Task directions
Extract every line of the material that holds the string "JSON".

Extracted data entries
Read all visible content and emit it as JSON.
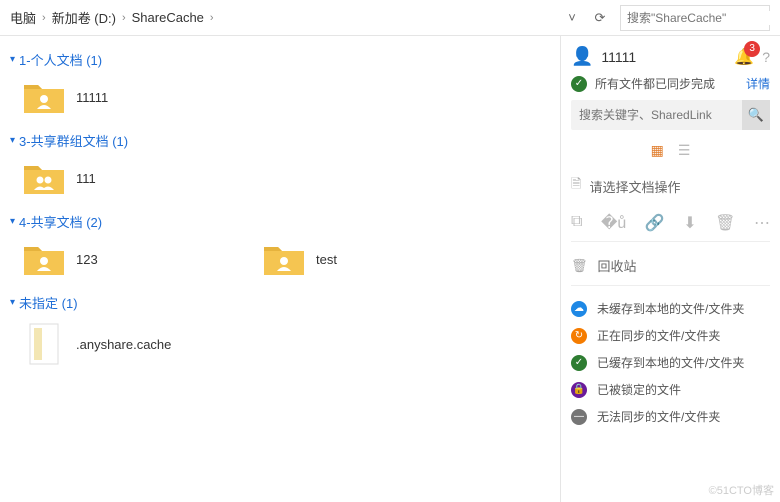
{
  "breadcrumbs": [
    "电脑",
    "新加卷 (D:)",
    "ShareCache"
  ],
  "search": {
    "placeholder": "搜索\"ShareCache\""
  },
  "groups": [
    {
      "label": "1-个人文档 (1)",
      "items": [
        {
          "name": "11111",
          "icon": "person"
        }
      ]
    },
    {
      "label": "3-共享群组文档 (1)",
      "items": [
        {
          "name": "111",
          "icon": "group"
        }
      ]
    },
    {
      "label": "4-共享文档 (2)",
      "items": [
        {
          "name": "123",
          "icon": "person"
        },
        {
          "name": "test",
          "icon": "person"
        }
      ]
    },
    {
      "label": "未指定 (1)",
      "items": [
        {
          "name": ".anyshare.cache",
          "icon": "file"
        }
      ]
    }
  ],
  "panel": {
    "title": "11111",
    "badge": "3",
    "status": "所有文件都已同步完成",
    "detail": "详情",
    "search_placeholder": "搜索关键字、SharedLink",
    "hint": "请选择文档操作",
    "recycle": "回收站",
    "legend": [
      {
        "color": "d-blue",
        "glyph": "☁",
        "text": "未缓存到本地的文件/文件夹"
      },
      {
        "color": "d-orange",
        "glyph": "↻",
        "text": "正在同步的文件/文件夹"
      },
      {
        "color": "d-green",
        "glyph": "✓",
        "text": "已缓存到本地的文件/文件夹"
      },
      {
        "color": "d-purple",
        "glyph": "🔒",
        "text": "已被锁定的文件"
      },
      {
        "color": "d-gray",
        "glyph": "—",
        "text": "无法同步的文件/文件夹"
      }
    ]
  },
  "watermark": "©51CTO博客"
}
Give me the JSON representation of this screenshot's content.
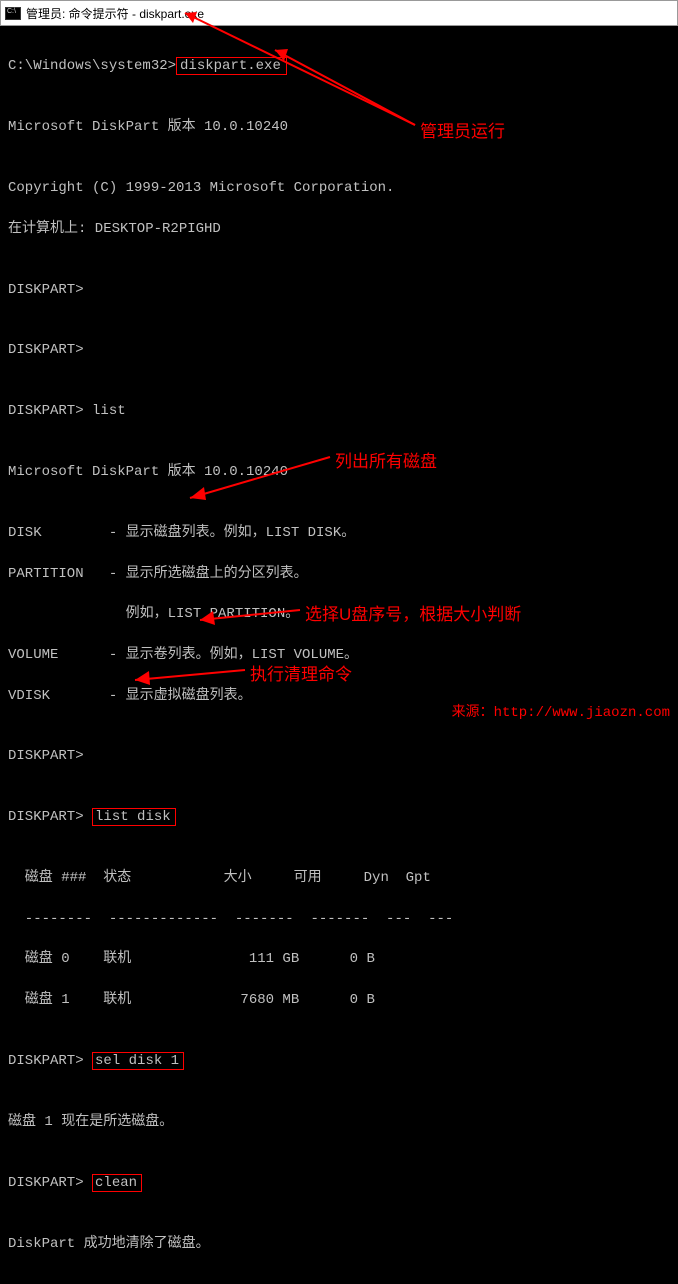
{
  "window": {
    "title": "管理员: 命令提示符 - diskpart.exe"
  },
  "terminal": {
    "prompt_path": "C:\\Windows\\system32>",
    "cmd_diskpart": "diskpart.exe",
    "blank": "",
    "ver1": "Microsoft DiskPart 版本 10.0.10240",
    "copyright": "Copyright (C) 1999-2013 Microsoft Corporation.",
    "on_computer": "在计算机上: DESKTOP-R2PIGHD",
    "dp_prompt": "DISKPART>",
    "cmd_list": "list",
    "ver2": "Microsoft DiskPart 版本 10.0.10240",
    "help_disk": "DISK        - 显示磁盘列表。例如，LIST DISK。",
    "help_partition": "PARTITION   - 显示所选磁盘上的分区列表。",
    "help_partition2": "              例如，LIST PARTITION。",
    "help_volume": "VOLUME      - 显示卷列表。例如，LIST VOLUME。",
    "help_vdisk": "VDISK       - 显示虚拟磁盘列表。",
    "cmd_listdisk": "list disk",
    "tbl_head": "  磁盘 ###  状态           大小     可用     Dyn  Gpt",
    "tbl_sep": "  --------  -------------  -------  -------  ---  ---",
    "tbl_row0": "  磁盘 0    联机              111 GB      0 B",
    "tbl_row1": "  磁盘 1    联机             7680 MB      0 B",
    "cmd_seldisk": "sel disk 1",
    "sel_msg": "磁盘 1 现在是所选磁盘。",
    "cmd_clean": "clean",
    "clean_msg": "DiskPart 成功地清除了磁盘。"
  },
  "annotations": {
    "admin_run": "管理员运行",
    "list_all": "列出所有磁盘",
    "select_u": "选择U盘序号，根据大小判断",
    "do_clean": "执行清理命令"
  },
  "watermark": {
    "prefix": "来源：",
    "url": "http://www.jiaozn.com"
  }
}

Answer to the task
Read all visible content and emit it as JSON.
Give me the JSON representation of this screenshot's content.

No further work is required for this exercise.